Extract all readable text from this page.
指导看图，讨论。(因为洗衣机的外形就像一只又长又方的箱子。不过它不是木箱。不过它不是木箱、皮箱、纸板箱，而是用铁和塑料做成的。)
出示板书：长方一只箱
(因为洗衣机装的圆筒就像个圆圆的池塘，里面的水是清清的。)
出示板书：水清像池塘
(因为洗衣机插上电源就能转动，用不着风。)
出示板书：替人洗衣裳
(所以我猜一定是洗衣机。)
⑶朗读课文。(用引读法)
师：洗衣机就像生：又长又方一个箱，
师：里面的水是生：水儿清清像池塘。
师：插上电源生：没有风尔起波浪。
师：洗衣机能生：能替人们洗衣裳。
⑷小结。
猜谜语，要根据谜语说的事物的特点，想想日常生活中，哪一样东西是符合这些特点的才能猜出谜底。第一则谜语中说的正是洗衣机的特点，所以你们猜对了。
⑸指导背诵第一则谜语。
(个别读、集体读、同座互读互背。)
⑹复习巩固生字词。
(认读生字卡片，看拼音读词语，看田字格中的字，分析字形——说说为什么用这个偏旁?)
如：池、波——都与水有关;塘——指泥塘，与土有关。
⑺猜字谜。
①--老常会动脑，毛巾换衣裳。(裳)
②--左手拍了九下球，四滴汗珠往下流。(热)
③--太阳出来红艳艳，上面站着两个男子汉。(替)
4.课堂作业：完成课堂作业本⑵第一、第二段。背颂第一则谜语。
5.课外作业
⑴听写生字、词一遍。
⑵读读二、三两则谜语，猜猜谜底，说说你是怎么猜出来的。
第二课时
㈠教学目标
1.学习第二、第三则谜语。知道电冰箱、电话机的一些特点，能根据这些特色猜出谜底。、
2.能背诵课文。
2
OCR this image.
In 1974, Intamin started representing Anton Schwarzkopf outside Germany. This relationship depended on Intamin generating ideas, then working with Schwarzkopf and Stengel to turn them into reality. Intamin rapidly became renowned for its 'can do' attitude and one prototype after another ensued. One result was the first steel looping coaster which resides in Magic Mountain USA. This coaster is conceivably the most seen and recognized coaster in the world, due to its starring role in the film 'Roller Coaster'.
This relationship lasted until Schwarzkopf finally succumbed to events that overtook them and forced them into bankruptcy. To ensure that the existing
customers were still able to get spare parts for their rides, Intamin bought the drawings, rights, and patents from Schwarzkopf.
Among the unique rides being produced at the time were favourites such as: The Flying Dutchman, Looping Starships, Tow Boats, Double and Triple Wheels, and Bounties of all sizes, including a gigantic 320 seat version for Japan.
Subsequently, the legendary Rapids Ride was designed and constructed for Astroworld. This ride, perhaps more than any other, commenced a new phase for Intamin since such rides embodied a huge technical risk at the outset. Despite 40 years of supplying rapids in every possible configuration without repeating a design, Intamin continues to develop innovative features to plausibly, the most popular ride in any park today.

> **Task objective**
Scan the records for the string "them". Copy each line in which it appears.

> **The response**
In 1974, Intamin started representing Anton Schwarzkopf outside Germany. This relationship depended on Intamin generating ideas, then working with Schwarzkopf and Stengel to turn them into reality. Intamin rapidly became renowned for its 'can do' attitude and one prototype after another ensued. One result was the first steel looping coaster which resides in Magic Mountain USA. This coaster is conceivably the most seen and recognized coaster in the world, due to its starring role in the film 'Roller Coaster'.
This relationship lasted until Schwarzkopf finally succumbed to events that overtook them and forced them into bankruptcy. To ensure that the existing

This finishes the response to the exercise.